▸ **Instructions to follow**: Give every entry again, word for word and in full.

▸ **Supplied records**:

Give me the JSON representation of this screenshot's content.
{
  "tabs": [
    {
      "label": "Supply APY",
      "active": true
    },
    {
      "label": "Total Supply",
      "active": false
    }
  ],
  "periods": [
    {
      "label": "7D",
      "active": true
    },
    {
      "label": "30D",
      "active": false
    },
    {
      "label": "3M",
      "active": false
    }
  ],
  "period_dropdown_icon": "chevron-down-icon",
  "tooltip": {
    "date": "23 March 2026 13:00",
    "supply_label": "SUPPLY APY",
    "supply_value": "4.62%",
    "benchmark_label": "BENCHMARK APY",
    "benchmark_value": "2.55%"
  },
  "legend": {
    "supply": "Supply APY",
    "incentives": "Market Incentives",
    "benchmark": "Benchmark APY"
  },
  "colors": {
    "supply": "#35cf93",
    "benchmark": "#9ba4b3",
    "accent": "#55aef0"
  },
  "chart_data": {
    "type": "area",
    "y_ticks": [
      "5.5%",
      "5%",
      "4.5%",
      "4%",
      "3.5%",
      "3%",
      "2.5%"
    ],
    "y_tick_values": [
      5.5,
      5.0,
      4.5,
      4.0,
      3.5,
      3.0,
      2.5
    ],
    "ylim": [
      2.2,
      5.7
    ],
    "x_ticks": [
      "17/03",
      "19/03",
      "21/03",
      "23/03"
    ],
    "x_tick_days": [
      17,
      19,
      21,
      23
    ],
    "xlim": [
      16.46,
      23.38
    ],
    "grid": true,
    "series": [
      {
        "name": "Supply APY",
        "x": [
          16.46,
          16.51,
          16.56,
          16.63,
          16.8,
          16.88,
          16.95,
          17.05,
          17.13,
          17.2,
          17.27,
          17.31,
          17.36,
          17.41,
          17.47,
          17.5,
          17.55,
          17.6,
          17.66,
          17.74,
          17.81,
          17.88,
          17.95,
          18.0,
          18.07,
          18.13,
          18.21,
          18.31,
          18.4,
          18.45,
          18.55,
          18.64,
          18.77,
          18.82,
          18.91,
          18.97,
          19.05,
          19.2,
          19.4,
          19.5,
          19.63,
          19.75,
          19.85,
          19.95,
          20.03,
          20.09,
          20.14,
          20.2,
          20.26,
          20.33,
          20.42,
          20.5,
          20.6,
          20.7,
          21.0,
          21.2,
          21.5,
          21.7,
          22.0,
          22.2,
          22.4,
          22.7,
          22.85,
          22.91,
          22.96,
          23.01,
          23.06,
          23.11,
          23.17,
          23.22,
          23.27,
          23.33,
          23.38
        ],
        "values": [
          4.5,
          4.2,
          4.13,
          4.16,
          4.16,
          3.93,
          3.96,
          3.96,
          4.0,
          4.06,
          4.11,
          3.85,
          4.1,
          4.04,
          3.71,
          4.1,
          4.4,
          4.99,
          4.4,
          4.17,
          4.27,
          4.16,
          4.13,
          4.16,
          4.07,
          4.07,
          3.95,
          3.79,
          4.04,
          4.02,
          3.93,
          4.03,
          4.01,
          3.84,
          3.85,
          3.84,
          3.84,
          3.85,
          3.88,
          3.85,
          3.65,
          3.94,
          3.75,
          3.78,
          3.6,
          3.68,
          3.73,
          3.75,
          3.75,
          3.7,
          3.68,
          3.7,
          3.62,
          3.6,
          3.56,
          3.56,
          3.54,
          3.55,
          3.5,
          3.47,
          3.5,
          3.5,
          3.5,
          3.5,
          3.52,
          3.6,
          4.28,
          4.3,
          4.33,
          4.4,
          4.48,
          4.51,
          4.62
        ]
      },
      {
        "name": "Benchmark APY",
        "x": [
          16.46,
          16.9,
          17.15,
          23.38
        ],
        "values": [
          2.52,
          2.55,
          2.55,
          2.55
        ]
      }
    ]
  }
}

▸ **Answer**:
Give me the JSON representation of this screenshot's content.
{
  "tabs": [
    {
      "label": "Supply APY",
      "active": true
    },
    {
      "label": "Total Supply",
      "active": false
    }
  ],
  "periods": [
    {
      "label": "7D",
      "active": true
    },
    {
      "label": "30D",
      "active": false
    },
    {
      "label": "3M",
      "active": false
    }
  ],
  "period_dropdown_icon": "chevron-down-icon",
  "tooltip": {
    "date": "23 March 2026 13:00",
    "supply_label": "SUPPLY APY",
    "supply_value": "4.62%",
    "benchmark_label": "BENCHMARK APY",
    "benchmark_value": "2.55%"
  },
  "legend": {
    "supply": "Supply APY",
    "incentives": "Market Incentives",
    "benchmark": "Benchmark APY"
  },
  "colors": {
    "supply": "#35cf93",
    "benchmark": "#9ba4b3",
    "accent": "#55aef0"
  },
  "chart_data": {
    "type": "area",
    "y_ticks": [
      "5.5%",
      "5%",
      "4.5%",
      "4%",
      "3.5%",
      "3%",
      "2.5%"
    ],
    "y_tick_values": [
      5.5,
      5.0,
      4.5,
      4.0,
      3.5,
      3.0,
      2.5
    ],
    "ylim": [
      2.2,
      5.7
    ],
    "x_ticks": [
      "17/03",
      "19/03",
      "21/03",
      "23/03"
    ],
    "x_tick_days": [
      17,
      19,
      21,
      23
    ],
    "xlim": [
      16.46,
      23.38
    ],
    "grid": true,
    "series": [
      {
        "name": "Supply APY",
        "x": [
          16.46,
          16.51,
          16.56,
          16.63,
          16.8,
          16.88,
          16.95,
          17.05,
          17.13,
          17.2,
          17.27,
          17.31,
          17.36,
          17.41,
          17.47,
          17.5,
          17.55,
          17.6,
          17.66,
          17.74,
          17.81,
          17.88,
          17.95,
          18.0,
          18.07,
          18.13,
          18.21,
          18.31,
          18.4,
          18.45,
          18.55,
          18.64,
          18.77,
          18.82,
          18.91,
          18.97,
          19.05,
          19.2,
          19.4,
          19.5,
          19.63,
          19.75,
          19.85,
          19.95,
          20.03,
          20.09,
          20.14,
          20.2,
          20.26,
          20.33,
          20.42,
          20.5,
          20.6,
          20.7,
          21.0,
          21.2,
          21.5,
          21.7,
          22.0,
          22.2,
          22.4,
          22.7,
          22.85,
          22.91,
          22.96,
          23.01,
          23.06,
          23.11,
          23.17,
          23.22,
          23.27,
          23.33,
          23.38
        ],
        "values": [
          4.5,
          4.2,
          4.13,
          4.16,
          4.16,
          3.93,
          3.96,
          3.96,
          4.0,
          4.06,
          4.11,
          3.85,
          4.1,
          4.04,
          3.71,
          4.1,
          4.4,
          4.99,
          4.4,
          4.17,
          4.27,
          4.16,
          4.13,
          4.16,
          4.07,
          4.07,
          3.95,
          3.79,
          4.04,
          4.02,
          3.93,
          4.03,
          4.01,
          3.84,
          3.85,
          3.84,
          3.84,
          3.85,
          3.88,
          3.85,
          3.65,
          3.94,
          3.75,
          3.78,
          3.6,
          3.68,
          3.73,
          3.75,
          3.75,
          3.7,
          3.68,
          3.7,
          3.62,
          3.6,
          3.56,
          3.56,
          3.54,
          3.55,
          3.5,
          3.47,
          3.5,
          3.5,
          3.5,
          3.5,
          3.52,
          3.6,
          4.28,
          4.3,
          4.33,
          4.4,
          4.48,
          4.51,
          4.62
        ]
      },
      {
        "name": "Benchmark APY",
        "x": [
          16.46,
          16.9,
          17.15,
          23.38
        ],
        "values": [
          2.52,
          2.55,
          2.55,
          2.55
        ]
      }
    ]
  }
}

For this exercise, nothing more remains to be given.